BEGIN Data listing
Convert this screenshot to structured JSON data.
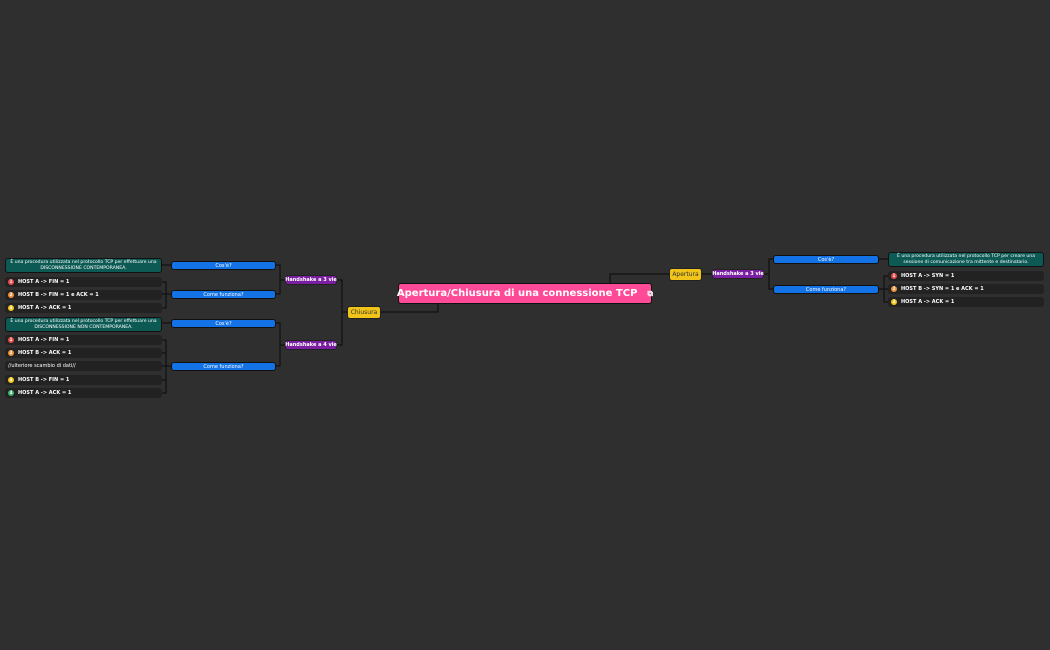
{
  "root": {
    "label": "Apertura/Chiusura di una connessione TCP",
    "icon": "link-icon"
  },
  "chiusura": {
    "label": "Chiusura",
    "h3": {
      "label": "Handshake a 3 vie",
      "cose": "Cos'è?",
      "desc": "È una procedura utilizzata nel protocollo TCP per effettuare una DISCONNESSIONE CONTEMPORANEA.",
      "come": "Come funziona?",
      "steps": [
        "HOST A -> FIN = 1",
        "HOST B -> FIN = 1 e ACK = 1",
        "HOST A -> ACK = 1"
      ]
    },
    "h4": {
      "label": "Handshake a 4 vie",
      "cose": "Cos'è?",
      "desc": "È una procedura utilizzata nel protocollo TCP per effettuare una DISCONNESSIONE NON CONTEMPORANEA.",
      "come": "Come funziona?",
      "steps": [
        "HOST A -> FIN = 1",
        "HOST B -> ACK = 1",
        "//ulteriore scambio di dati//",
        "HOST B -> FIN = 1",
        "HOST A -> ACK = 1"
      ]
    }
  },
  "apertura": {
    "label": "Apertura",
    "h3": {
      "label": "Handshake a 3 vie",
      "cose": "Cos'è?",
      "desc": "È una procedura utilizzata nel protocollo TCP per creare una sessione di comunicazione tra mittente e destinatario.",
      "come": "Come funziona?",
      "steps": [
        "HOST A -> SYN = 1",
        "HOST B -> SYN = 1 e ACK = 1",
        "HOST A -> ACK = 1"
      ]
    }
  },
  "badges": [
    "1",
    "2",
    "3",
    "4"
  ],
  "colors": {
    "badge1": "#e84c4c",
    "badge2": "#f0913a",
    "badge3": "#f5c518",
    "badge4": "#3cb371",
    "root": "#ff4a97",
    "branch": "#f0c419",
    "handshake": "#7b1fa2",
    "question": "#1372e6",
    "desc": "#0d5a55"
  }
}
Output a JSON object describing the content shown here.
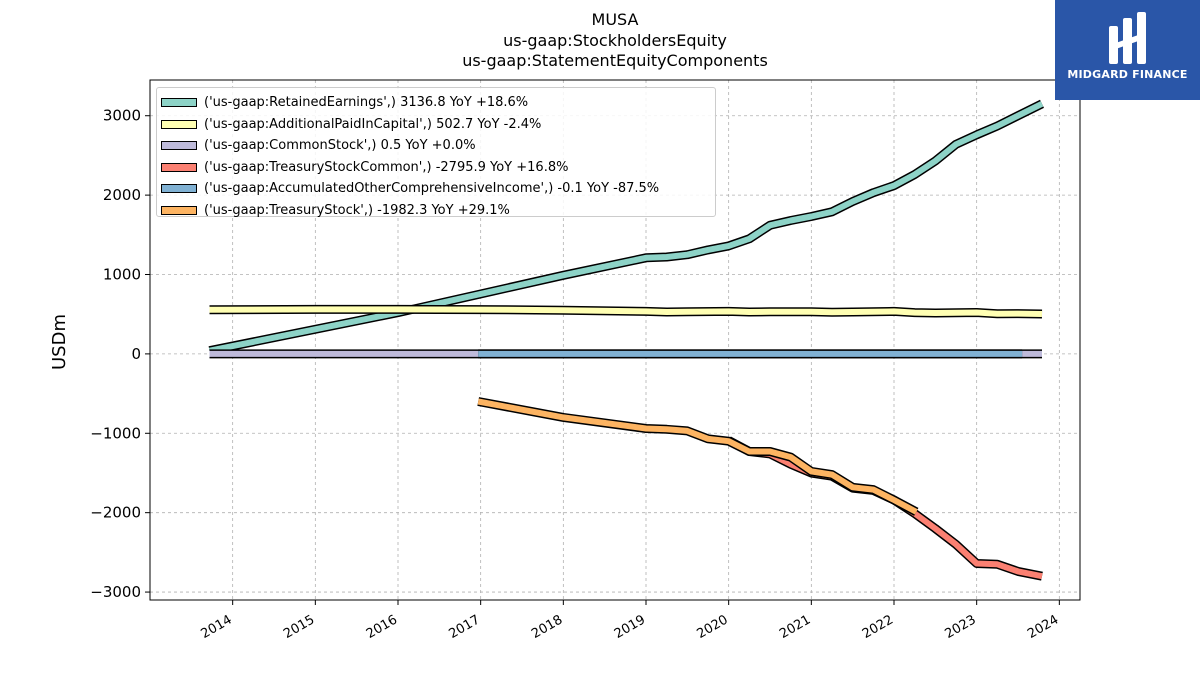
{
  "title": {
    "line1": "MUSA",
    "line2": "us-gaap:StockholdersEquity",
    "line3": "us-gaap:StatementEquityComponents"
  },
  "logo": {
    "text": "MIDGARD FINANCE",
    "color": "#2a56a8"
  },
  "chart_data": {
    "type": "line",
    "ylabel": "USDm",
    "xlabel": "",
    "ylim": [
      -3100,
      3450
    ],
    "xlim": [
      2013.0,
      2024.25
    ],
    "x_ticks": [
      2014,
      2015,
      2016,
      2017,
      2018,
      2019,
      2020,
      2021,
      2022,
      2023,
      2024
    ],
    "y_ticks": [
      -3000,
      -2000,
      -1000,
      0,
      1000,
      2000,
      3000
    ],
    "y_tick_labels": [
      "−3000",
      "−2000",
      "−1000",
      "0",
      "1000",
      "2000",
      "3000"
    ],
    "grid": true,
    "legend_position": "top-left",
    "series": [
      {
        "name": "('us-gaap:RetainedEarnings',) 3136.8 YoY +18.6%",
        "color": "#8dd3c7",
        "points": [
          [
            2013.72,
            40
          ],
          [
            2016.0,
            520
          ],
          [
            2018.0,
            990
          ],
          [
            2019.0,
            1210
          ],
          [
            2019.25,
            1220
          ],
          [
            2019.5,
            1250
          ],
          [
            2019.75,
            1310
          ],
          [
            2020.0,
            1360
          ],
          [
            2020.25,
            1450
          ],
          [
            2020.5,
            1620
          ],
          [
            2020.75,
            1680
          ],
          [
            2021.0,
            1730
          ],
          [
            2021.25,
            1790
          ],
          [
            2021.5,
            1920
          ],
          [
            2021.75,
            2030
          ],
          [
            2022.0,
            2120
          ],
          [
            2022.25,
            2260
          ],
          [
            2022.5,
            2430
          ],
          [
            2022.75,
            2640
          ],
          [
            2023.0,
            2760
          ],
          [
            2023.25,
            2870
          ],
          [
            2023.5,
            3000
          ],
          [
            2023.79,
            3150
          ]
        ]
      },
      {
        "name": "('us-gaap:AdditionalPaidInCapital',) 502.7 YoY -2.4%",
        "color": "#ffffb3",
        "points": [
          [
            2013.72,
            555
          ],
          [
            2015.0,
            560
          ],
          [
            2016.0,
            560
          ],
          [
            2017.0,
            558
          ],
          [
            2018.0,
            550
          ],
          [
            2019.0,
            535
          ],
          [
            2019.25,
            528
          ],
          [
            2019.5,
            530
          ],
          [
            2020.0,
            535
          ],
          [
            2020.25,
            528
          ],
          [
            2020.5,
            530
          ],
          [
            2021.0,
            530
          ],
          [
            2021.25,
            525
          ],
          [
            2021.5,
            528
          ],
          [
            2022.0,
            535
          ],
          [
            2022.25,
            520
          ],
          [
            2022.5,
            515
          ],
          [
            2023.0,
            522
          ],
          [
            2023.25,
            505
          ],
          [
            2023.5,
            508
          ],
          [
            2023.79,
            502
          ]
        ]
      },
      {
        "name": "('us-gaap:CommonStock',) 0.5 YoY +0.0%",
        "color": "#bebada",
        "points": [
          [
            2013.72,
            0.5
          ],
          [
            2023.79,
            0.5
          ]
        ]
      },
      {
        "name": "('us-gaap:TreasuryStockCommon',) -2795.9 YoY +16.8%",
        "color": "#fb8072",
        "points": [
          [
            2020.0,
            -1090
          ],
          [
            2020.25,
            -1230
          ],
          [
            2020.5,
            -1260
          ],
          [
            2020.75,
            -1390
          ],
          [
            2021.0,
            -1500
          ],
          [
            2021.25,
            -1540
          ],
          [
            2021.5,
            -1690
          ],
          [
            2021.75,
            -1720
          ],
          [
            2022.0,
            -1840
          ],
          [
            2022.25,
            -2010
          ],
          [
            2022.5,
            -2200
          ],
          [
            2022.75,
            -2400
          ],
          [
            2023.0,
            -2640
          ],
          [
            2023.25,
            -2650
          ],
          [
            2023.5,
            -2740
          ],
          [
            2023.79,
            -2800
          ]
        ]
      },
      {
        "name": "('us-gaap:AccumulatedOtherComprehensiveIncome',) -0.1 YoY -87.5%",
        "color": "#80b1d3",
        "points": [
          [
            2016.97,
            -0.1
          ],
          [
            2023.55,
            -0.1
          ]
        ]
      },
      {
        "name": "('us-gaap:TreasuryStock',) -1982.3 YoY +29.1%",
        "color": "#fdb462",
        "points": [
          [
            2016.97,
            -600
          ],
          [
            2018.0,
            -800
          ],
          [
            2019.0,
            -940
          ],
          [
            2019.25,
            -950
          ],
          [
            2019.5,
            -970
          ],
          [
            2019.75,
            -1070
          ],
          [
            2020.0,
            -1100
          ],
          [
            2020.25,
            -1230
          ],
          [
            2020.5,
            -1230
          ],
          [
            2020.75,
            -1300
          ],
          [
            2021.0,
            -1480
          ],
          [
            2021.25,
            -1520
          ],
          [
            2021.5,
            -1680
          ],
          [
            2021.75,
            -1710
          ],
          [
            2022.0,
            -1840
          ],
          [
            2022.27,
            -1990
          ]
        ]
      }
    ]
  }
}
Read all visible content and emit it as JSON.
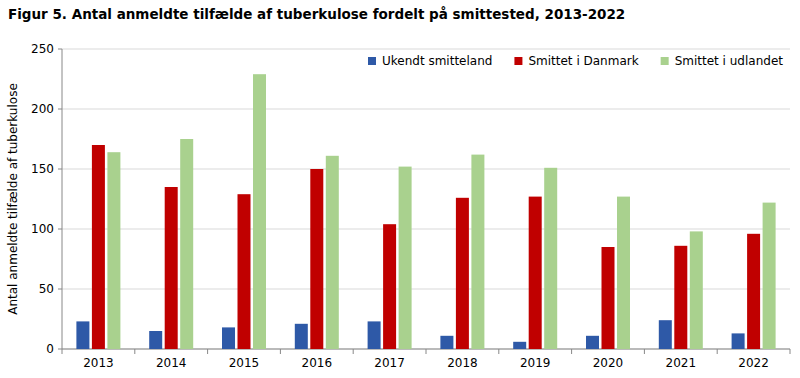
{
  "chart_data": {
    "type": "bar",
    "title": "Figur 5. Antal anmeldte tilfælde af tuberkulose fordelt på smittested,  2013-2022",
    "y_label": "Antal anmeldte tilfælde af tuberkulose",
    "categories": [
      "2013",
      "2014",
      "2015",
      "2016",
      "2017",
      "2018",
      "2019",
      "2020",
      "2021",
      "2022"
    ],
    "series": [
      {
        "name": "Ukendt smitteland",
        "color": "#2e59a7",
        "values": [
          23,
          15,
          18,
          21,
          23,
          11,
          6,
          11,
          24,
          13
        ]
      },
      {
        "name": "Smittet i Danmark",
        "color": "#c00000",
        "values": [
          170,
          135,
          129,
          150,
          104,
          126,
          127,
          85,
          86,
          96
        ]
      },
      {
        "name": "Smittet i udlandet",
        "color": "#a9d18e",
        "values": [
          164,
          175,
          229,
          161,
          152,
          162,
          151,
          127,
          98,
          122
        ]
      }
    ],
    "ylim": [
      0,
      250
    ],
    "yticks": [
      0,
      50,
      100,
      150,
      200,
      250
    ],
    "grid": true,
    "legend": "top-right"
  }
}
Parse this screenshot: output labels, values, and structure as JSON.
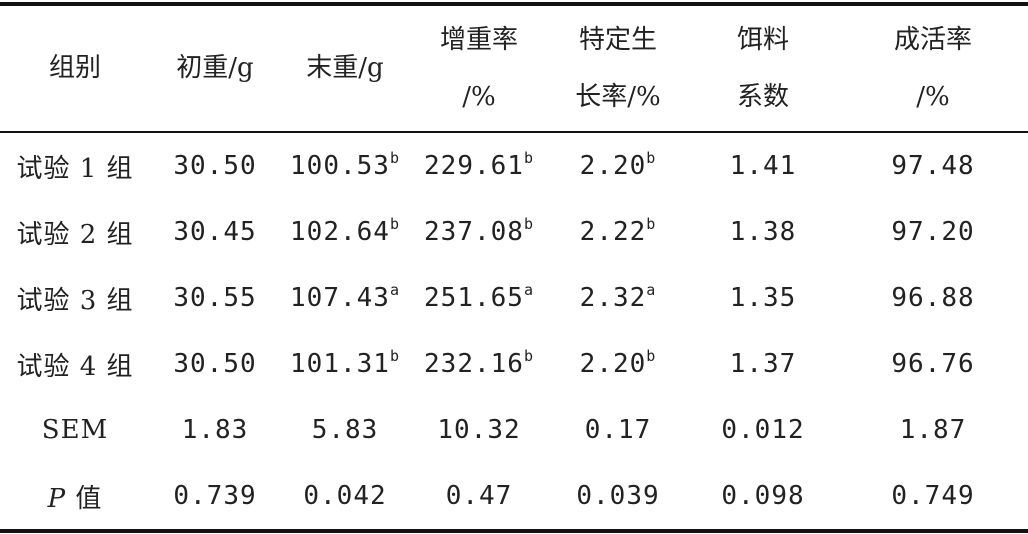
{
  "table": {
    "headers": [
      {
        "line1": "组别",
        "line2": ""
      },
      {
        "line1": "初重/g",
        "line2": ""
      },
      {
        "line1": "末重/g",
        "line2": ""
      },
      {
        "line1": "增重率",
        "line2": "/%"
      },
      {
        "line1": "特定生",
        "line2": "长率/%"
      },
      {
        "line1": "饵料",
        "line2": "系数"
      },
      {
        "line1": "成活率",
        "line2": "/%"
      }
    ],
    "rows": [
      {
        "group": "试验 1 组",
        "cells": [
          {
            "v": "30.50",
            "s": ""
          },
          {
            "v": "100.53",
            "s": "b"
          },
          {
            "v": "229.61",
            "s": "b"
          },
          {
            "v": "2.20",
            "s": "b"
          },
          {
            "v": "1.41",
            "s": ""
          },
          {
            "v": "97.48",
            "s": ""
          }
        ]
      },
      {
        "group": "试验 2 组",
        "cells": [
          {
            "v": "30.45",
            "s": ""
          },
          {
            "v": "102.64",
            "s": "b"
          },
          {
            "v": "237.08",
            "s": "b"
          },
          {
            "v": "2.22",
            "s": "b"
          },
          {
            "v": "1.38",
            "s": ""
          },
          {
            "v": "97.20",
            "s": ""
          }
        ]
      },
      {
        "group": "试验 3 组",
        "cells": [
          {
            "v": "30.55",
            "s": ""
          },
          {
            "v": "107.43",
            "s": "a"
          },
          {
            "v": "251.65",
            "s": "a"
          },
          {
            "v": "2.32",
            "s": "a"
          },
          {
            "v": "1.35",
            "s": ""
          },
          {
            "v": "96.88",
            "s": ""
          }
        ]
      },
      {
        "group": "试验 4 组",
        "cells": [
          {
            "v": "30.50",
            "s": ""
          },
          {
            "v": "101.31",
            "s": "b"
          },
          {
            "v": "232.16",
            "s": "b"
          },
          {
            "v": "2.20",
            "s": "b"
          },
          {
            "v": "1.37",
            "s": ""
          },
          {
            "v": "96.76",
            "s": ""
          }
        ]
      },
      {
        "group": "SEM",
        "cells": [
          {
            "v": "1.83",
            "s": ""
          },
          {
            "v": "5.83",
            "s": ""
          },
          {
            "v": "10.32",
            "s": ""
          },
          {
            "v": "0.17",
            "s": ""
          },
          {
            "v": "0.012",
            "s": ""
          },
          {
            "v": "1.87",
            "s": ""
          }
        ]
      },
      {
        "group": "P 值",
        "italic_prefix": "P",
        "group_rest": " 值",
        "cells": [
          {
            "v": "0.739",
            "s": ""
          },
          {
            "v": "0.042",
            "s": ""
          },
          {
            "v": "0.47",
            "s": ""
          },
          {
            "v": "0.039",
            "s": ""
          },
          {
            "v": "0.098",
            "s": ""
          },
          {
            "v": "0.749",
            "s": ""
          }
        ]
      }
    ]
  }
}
END Data listing
[Exercise goal]
Which lines in the records above contain the string "screenshot"? Copy each one.

[Full response]
Convert this screenshot to structured JSON data.
Parse this screenshot: output labels, values, and structure as JSON.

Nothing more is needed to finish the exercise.